Work required:
Render the following material again verbatim, leaving nothing out.

(Dataset excerpt)
::::::::

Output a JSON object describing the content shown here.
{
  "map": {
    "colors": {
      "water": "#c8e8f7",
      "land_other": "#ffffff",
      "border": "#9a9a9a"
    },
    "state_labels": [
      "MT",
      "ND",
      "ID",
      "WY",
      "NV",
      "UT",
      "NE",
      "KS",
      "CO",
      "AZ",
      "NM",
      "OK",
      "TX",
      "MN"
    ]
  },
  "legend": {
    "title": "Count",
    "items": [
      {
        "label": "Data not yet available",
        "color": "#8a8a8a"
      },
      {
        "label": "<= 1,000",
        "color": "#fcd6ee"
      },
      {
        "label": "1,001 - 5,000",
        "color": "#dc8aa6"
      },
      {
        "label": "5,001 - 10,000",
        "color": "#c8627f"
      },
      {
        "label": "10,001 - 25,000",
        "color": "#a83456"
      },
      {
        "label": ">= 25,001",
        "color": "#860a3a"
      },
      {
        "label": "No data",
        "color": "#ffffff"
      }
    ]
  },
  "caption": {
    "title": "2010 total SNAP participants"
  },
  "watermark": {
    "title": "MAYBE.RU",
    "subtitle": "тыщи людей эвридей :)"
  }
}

::::::::

The result:
Output a JSON object describing the content shown here.
{
  "map": {
    "colors": {
      "water": "#c8e8f7",
      "land_other": "#ffffff",
      "border": "#9a9a9a"
    },
    "state_labels": [
      "MT",
      "ND",
      "ID",
      "WY",
      "NV",
      "UT",
      "NE",
      "KS",
      "CO",
      "AZ",
      "NM",
      "OK",
      "TX",
      "MN"
    ]
  },
  "legend": {
    "title": "Count",
    "items": [
      {
        "label": "Data not yet available",
        "color": "#8a8a8a"
      },
      {
        "label": "<= 1,000",
        "color": "#fcd6ee"
      },
      {
        "label": "1,001 - 5,000",
        "color": "#dc8aa6"
      },
      {
        "label": "5,001 - 10,000",
        "color": "#c8627f"
      },
      {
        "label": "10,001 - 25,000",
        "color": "#a83456"
      },
      {
        "label": ">= 25,001",
        "color": "#860a3a"
      },
      {
        "label": "No data",
        "color": "#ffffff"
      }
    ]
  },
  "caption": {
    "title": "2010 total SNAP participants"
  },
  "watermark": {
    "title": "MAYBE.RU",
    "subtitle": "тыщи людей эвридей :)"
  }
}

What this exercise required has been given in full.